(Figure content listings)
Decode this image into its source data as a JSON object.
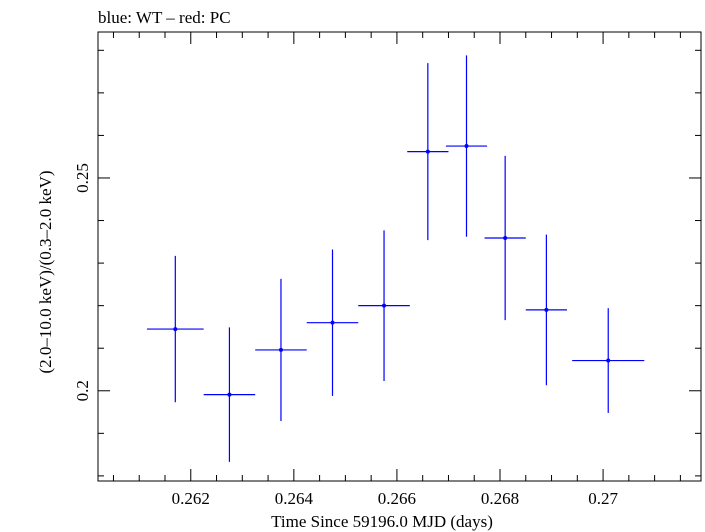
{
  "chart_data": {
    "type": "scatter",
    "title": "blue: WT – red: PC",
    "xlabel": "Time Since 59196.0 MJD (days)",
    "ylabel": "(2.0–10.0 keV)/(0.3–2.0 keV)",
    "xlim": [
      0.2602,
      0.2719
    ],
    "ylim": [
      0.1788,
      0.2843
    ],
    "xticks": [
      {
        "value": 0.262,
        "label": "0.262"
      },
      {
        "value": 0.264,
        "label": "0.264"
      },
      {
        "value": 0.266,
        "label": "0.266"
      },
      {
        "value": 0.268,
        "label": "0.268"
      },
      {
        "value": 0.27,
        "label": "0.27"
      }
    ],
    "yticks": [
      {
        "value": 0.2,
        "label": "0.2"
      },
      {
        "value": 0.25,
        "label": "0.25"
      }
    ],
    "grid": false,
    "colors": {
      "WT": "#0000ff",
      "PC": "#ff0000"
    },
    "series": [
      {
        "name": "WT",
        "color": "#0000ff",
        "points": [
          {
            "x": 0.2617,
            "xerr": 0.00055,
            "y": 0.2145,
            "yerr": 0.0172
          },
          {
            "x": 0.26275,
            "xerr": 0.0005,
            "y": 0.1991,
            "yerr": 0.0158
          },
          {
            "x": 0.26375,
            "xerr": 0.0005,
            "y": 0.2096,
            "yerr": 0.0167
          },
          {
            "x": 0.26475,
            "xerr": 0.0005,
            "y": 0.216,
            "yerr": 0.0172
          },
          {
            "x": 0.26575,
            "xerr": 0.0005,
            "y": 0.22,
            "yerr": 0.0177
          },
          {
            "x": 0.2666,
            "xerr": 0.0004,
            "y": 0.2562,
            "yerr": 0.0208
          },
          {
            "x": 0.26735,
            "xerr": 0.0004,
            "y": 0.2575,
            "yerr": 0.0213
          },
          {
            "x": 0.2681,
            "xerr": 0.0004,
            "y": 0.2359,
            "yerr": 0.0193
          },
          {
            "x": 0.2689,
            "xerr": 0.0004,
            "y": 0.219,
            "yerr": 0.0177
          },
          {
            "x": 0.2701,
            "xerr": 0.0007,
            "y": 0.2071,
            "yerr": 0.0123
          }
        ]
      }
    ]
  }
}
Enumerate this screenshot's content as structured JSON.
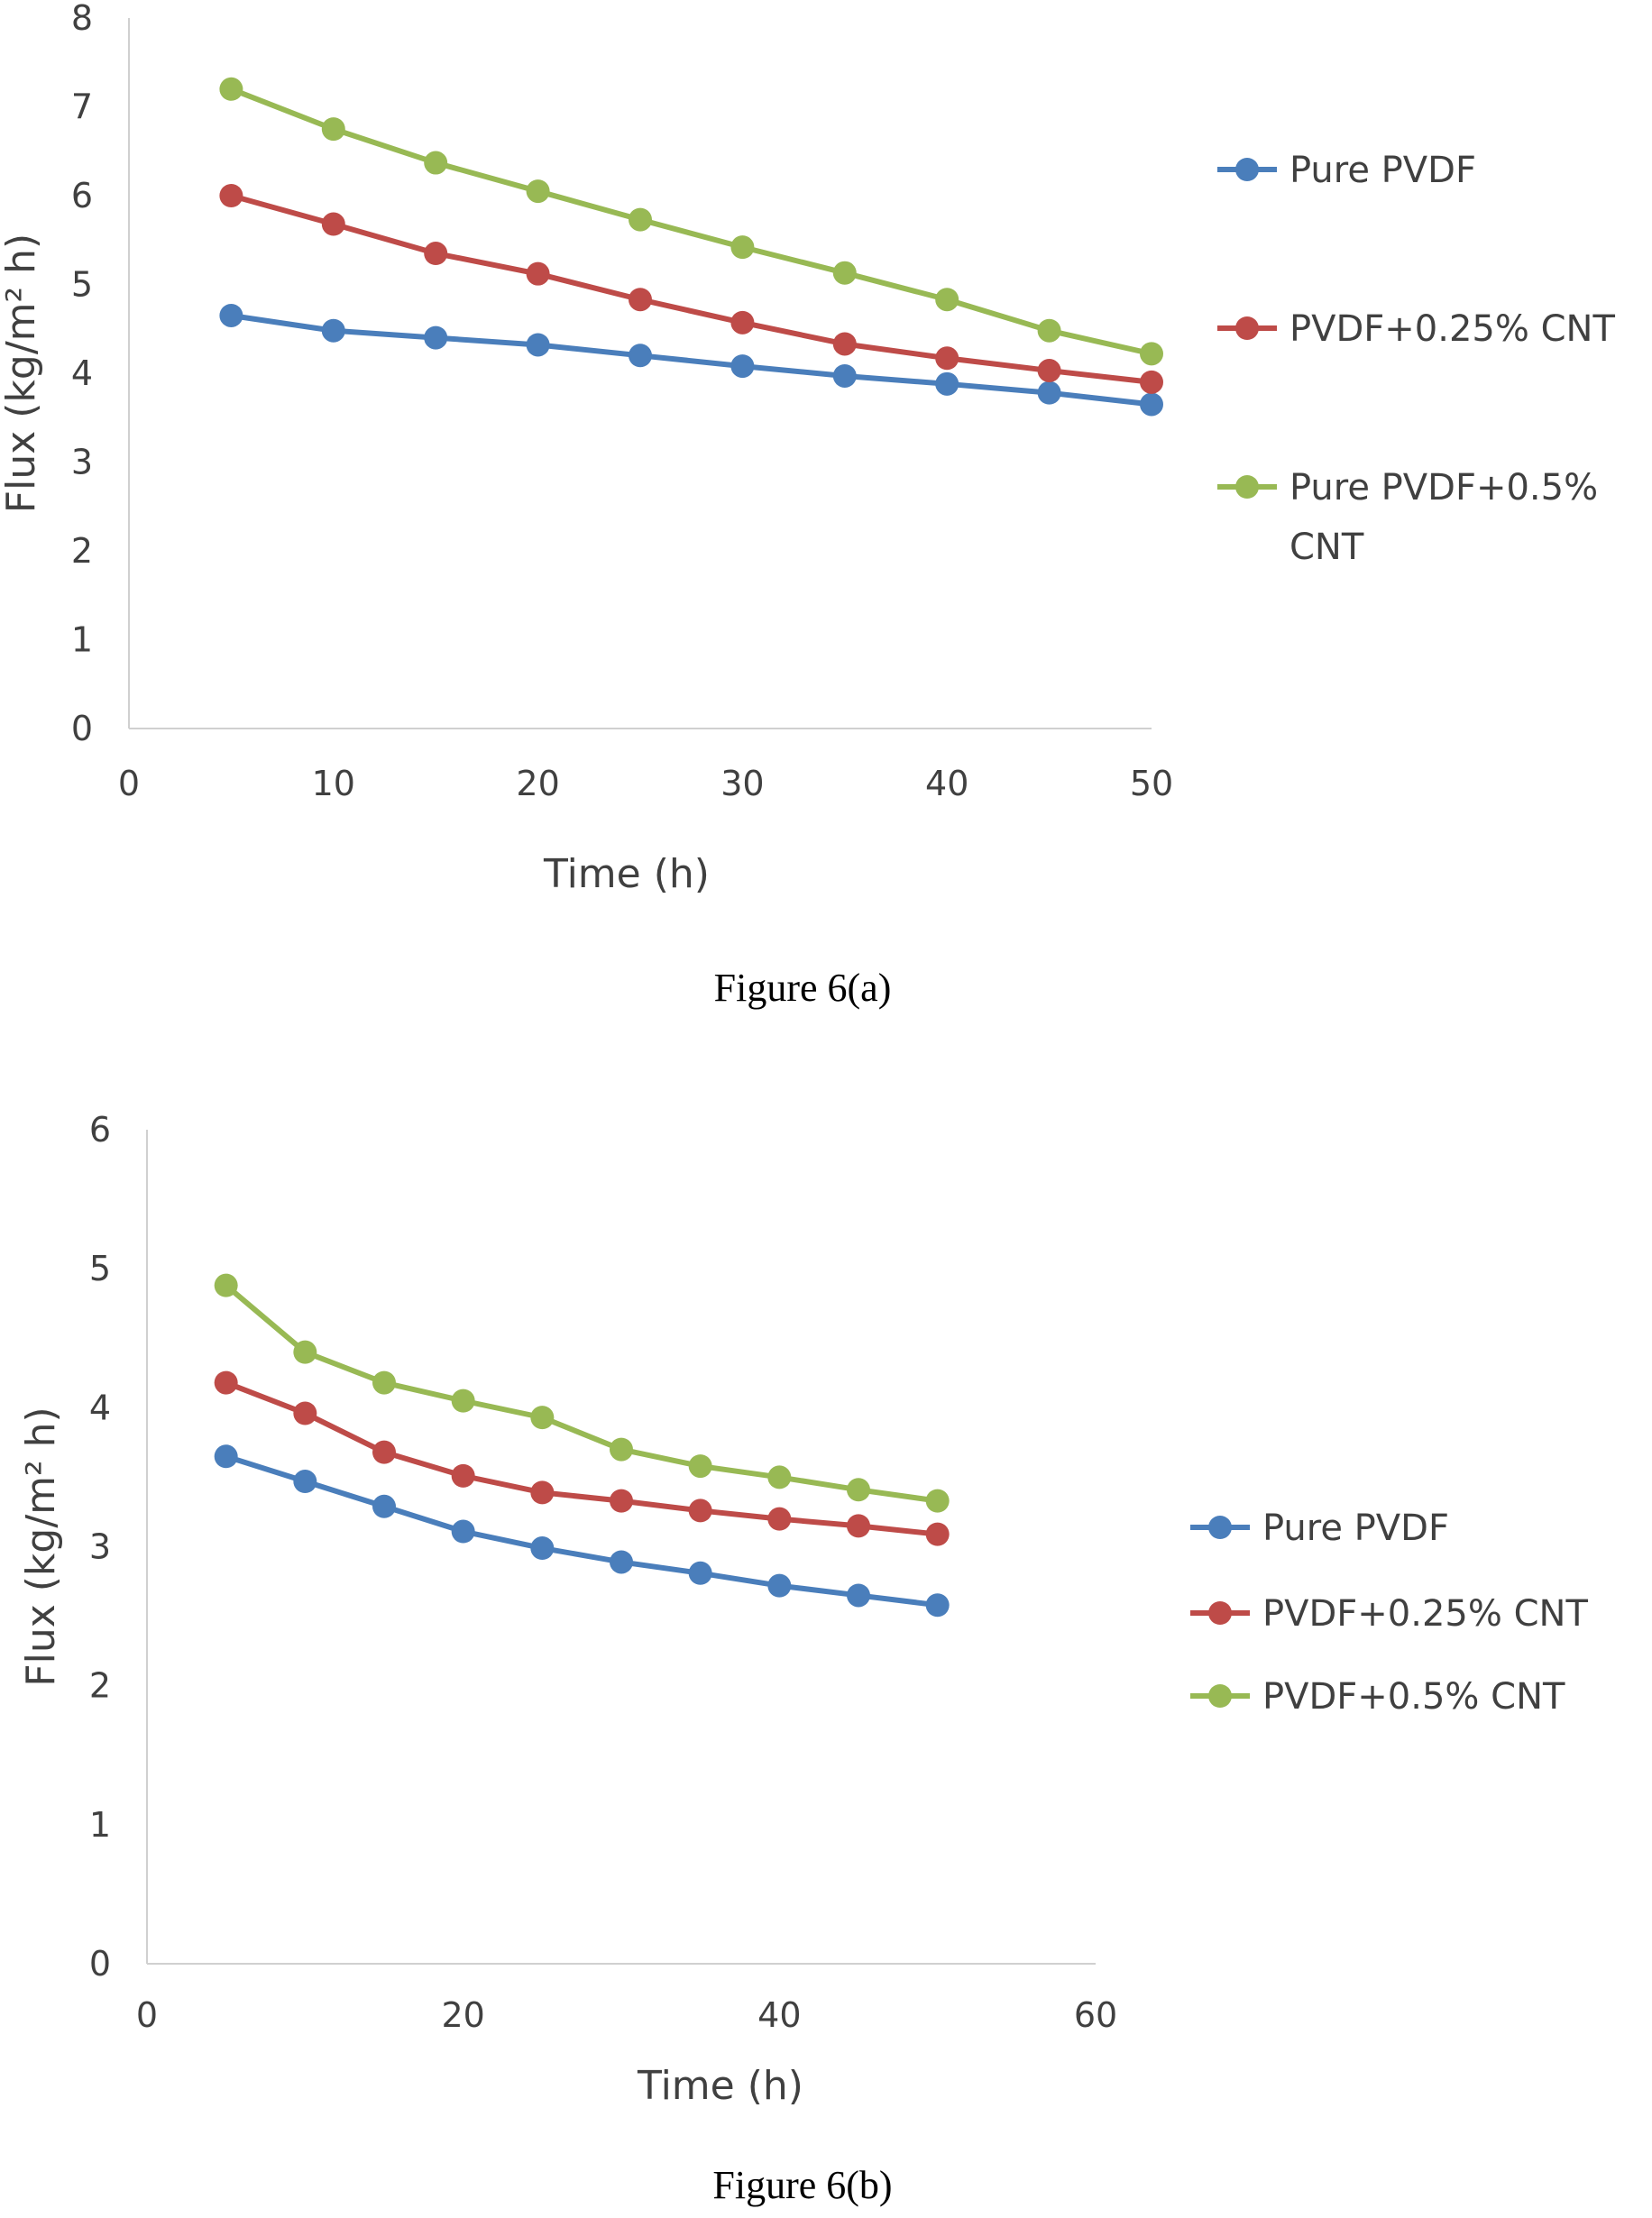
{
  "chart_data": [
    {
      "type": "line",
      "xlabel": "Time (h)",
      "ylabel": "Flux (kg/m² h)",
      "xlim": [
        0,
        50
      ],
      "ylim": [
        0,
        8
      ],
      "xticks": [
        0,
        10,
        20,
        30,
        40,
        50
      ],
      "yticks": [
        0,
        1,
        2,
        3,
        4,
        5,
        6,
        7,
        8
      ],
      "grid": false,
      "legend_position": "right",
      "x": [
        5,
        10,
        15,
        20,
        25,
        30,
        35,
        40,
        45,
        50
      ],
      "series": [
        {
          "name": "Pure PVDF",
          "legend_lines": [
            "Pure PVDF"
          ],
          "color": "#4a7ebb",
          "values": [
            4.65,
            4.48,
            4.4,
            4.32,
            4.2,
            4.08,
            3.97,
            3.88,
            3.78,
            3.65
          ]
        },
        {
          "name": "PVDF+0.25% CNT",
          "legend_lines": [
            "PVDF+0.25% CNT"
          ],
          "color": "#be4b48",
          "values": [
            6.0,
            5.68,
            5.35,
            5.12,
            4.83,
            4.57,
            4.33,
            4.17,
            4.03,
            3.9
          ]
        },
        {
          "name": "Pure PVDF+0.5% CNT",
          "legend_lines": [
            "Pure PVDF+0.5%",
            "CNT"
          ],
          "color": "#98b954",
          "values": [
            7.2,
            6.75,
            6.37,
            6.05,
            5.73,
            5.42,
            5.13,
            4.83,
            4.48,
            4.22
          ]
        }
      ]
    },
    {
      "type": "line",
      "xlabel": "Time (h)",
      "ylabel": "Flux (kg/m² h)",
      "xlim": [
        0,
        60
      ],
      "ylim": [
        0,
        6
      ],
      "xticks": [
        0,
        20,
        40,
        60
      ],
      "yticks": [
        0,
        1,
        2,
        3,
        4,
        5,
        6
      ],
      "grid": false,
      "legend_position": "right",
      "x": [
        5,
        10,
        15,
        20,
        25,
        30,
        35,
        40,
        45,
        50
      ],
      "series": [
        {
          "name": "Pure PVDF",
          "legend_lines": [
            "Pure PVDF"
          ],
          "color": "#4a7ebb",
          "values": [
            3.65,
            3.47,
            3.29,
            3.11,
            2.99,
            2.89,
            2.81,
            2.72,
            2.65,
            2.58
          ]
        },
        {
          "name": "PVDF+0.25% CNT",
          "legend_lines": [
            "PVDF+0.25% CNT"
          ],
          "color": "#be4b48",
          "values": [
            4.18,
            3.96,
            3.68,
            3.51,
            3.39,
            3.33,
            3.26,
            3.2,
            3.15,
            3.09
          ]
        },
        {
          "name": "PVDF+0.5% CNT",
          "legend_lines": [
            "PVDF+0.5% CNT"
          ],
          "color": "#98b954",
          "values": [
            4.88,
            4.4,
            4.18,
            4.05,
            3.93,
            3.7,
            3.58,
            3.5,
            3.41,
            3.33
          ]
        }
      ]
    }
  ],
  "captions": {
    "a": "Figure 6(a)",
    "b": "Figure 6(b)"
  }
}
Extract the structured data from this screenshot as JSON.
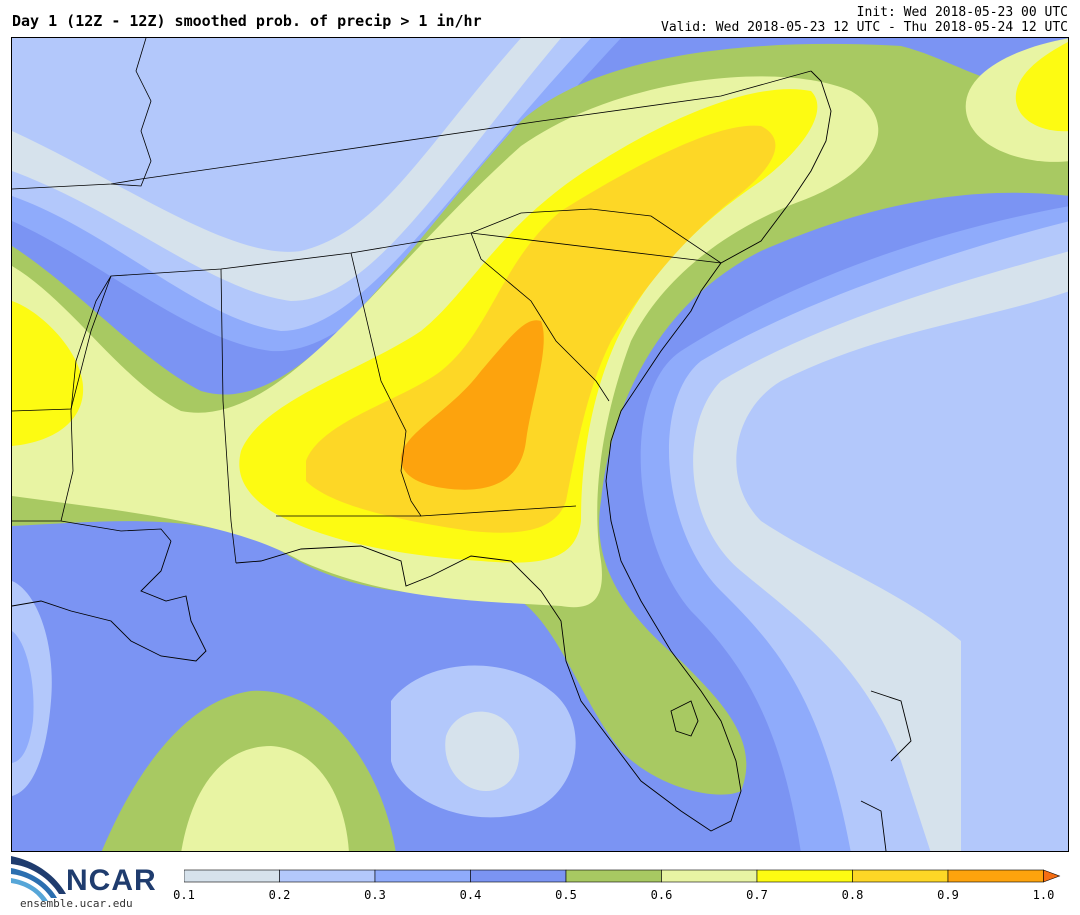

### [THE EXERCISE]
All records above are to be printed exactly, minus the pictures they contain.

### [REPLY TO THE TASK]
Decode this image into its source data as a JSON object.
{
  "chart_data": {
    "type": "scatter",
    "title": "blue: WT – red: PC",
    "xlabel": "Time Since 59196.0 MJD (days)",
    "ylabel": "(2.0–10.0 keV)/(0.3–2.0 keV)",
    "xlim": [
      0.2602,
      0.2719
    ],
    "ylim": [
      0.1788,
      0.2843
    ],
    "xticks": [
      {
        "value": 0.262,
        "label": "0.262"
      },
      {
        "value": 0.264,
        "label": "0.264"
      },
      {
        "value": 0.266,
        "label": "0.266"
      },
      {
        "value": 0.268,
        "label": "0.268"
      },
      {
        "value": 0.27,
        "label": "0.27"
      }
    ],
    "yticks": [
      {
        "value": 0.2,
        "label": "0.2"
      },
      {
        "value": 0.25,
        "label": "0.25"
      }
    ],
    "grid": false,
    "colors": {
      "WT": "#0000ff",
      "PC": "#ff0000"
    },
    "series": [
      {
        "name": "WT",
        "color": "#0000ff",
        "points": [
          {
            "x": 0.2617,
            "xerr": 0.00055,
            "y": 0.2145,
            "yerr": 0.0172
          },
          {
            "x": 0.26275,
            "xerr": 0.0005,
            "y": 0.1991,
            "yerr": 0.0158
          },
          {
            "x": 0.26375,
            "xerr": 0.0005,
            "y": 0.2096,
            "yerr": 0.0167
          },
          {
            "x": 0.26475,
            "xerr": 0.0005,
            "y": 0.216,
            "yerr": 0.0172
          },
          {
            "x": 0.26575,
            "xerr": 0.0005,
            "y": 0.22,
            "yerr": 0.0177
          },
          {
            "x": 0.2666,
            "xerr": 0.0004,
            "y": 0.2562,
            "yerr": 0.0208
          },
          {
            "x": 0.26735,
            "xerr": 0.0004,
            "y": 0.2575,
            "yerr": 0.0213
          },
          {
            "x": 0.2681,
            "xerr": 0.0004,
            "y": 0.2359,
            "yerr": 0.0193
          },
          {
            "x": 0.2689,
            "xerr": 0.0004,
            "y": 0.219,
            "yerr": 0.0177
          },
          {
            "x": 0.2701,
            "xerr": 0.0007,
            "y": 0.2071,
            "yerr": 0.0123
          }
        ]
      }
    ]
  }
}
Enumerate this screenshot's content as structured JSON.
{
  "chart_data": [
    {
      "type": "line",
      "xlabel": "Time (h)",
      "ylabel": "Flux (kg/m² h)",
      "xlim": [
        0,
        50
      ],
      "ylim": [
        0,
        8
      ],
      "xticks": [
        0,
        10,
        20,
        30,
        40,
        50
      ],
      "yticks": [
        0,
        1,
        2,
        3,
        4,
        5,
        6,
        7,
        8
      ],
      "grid": false,
      "legend_position": "right",
      "x": [
        5,
        10,
        15,
        20,
        25,
        30,
        35,
        40,
        45,
        50
      ],
      "series": [
        {
          "name": "Pure PVDF",
          "legend_lines": [
            "Pure PVDF"
          ],
          "color": "#4a7ebb",
          "values": [
            4.65,
            4.48,
            4.4,
            4.32,
            4.2,
            4.08,
            3.97,
            3.88,
            3.78,
            3.65
          ]
        },
        {
          "name": "PVDF+0.25% CNT",
          "legend_lines": [
            "PVDF+0.25% CNT"
          ],
          "color": "#be4b48",
          "values": [
            6.0,
            5.68,
            5.35,
            5.12,
            4.83,
            4.57,
            4.33,
            4.17,
            4.03,
            3.9
          ]
        },
        {
          "name": "Pure PVDF+0.5% CNT",
          "legend_lines": [
            "Pure PVDF+0.5%",
            "CNT"
          ],
          "color": "#98b954",
          "values": [
            7.2,
            6.75,
            6.37,
            6.05,
            5.73,
            5.42,
            5.13,
            4.83,
            4.48,
            4.22
          ]
        }
      ]
    },
    {
      "type": "line",
      "xlabel": "Time (h)",
      "ylabel": "Flux (kg/m² h)",
      "xlim": [
        0,
        60
      ],
      "ylim": [
        0,
        6
      ],
      "xticks": [
        0,
        20,
        40,
        60
      ],
      "yticks": [
        0,
        1,
        2,
        3,
        4,
        5,
        6
      ],
      "grid": false,
      "legend_position": "right",
      "x": [
        5,
        10,
        15,
        20,
        25,
        30,
        35,
        40,
        45,
        50
      ],
      "series": [
        {
          "name": "Pure PVDF",
          "legend_lines": [
            "Pure PVDF"
          ],
          "color": "#4a7ebb",
          "values": [
            3.65,
            3.47,
            3.29,
            3.11,
            2.99,
            2.89,
            2.81,
            2.72,
            2.65,
            2.58
          ]
        },
        {
          "name": "PVDF+0.25% CNT",
          "legend_lines": [
            "PVDF+0.25% CNT"
          ],
          "color": "#be4b48",
          "values": [
            4.18,
            3.96,
            3.68,
            3.51,
            3.39,
            3.33,
            3.26,
            3.2,
            3.15,
            3.09
          ]
        },
        {
          "name": "PVDF+0.5% CNT",
          "legend_lines": [
            "PVDF+0.5% CNT"
          ],
          "color": "#98b954",
          "values": [
            4.88,
            4.4,
            4.18,
            4.05,
            3.93,
            3.7,
            3.58,
            3.5,
            3.41,
            3.33
          ]
        }
      ]
    }
  ],
  "captions": {
    "a": "Figure 6(a)",
    "b": "Figure 6(b)"
  }
}
Extract the structured data from this screenshot as JSON.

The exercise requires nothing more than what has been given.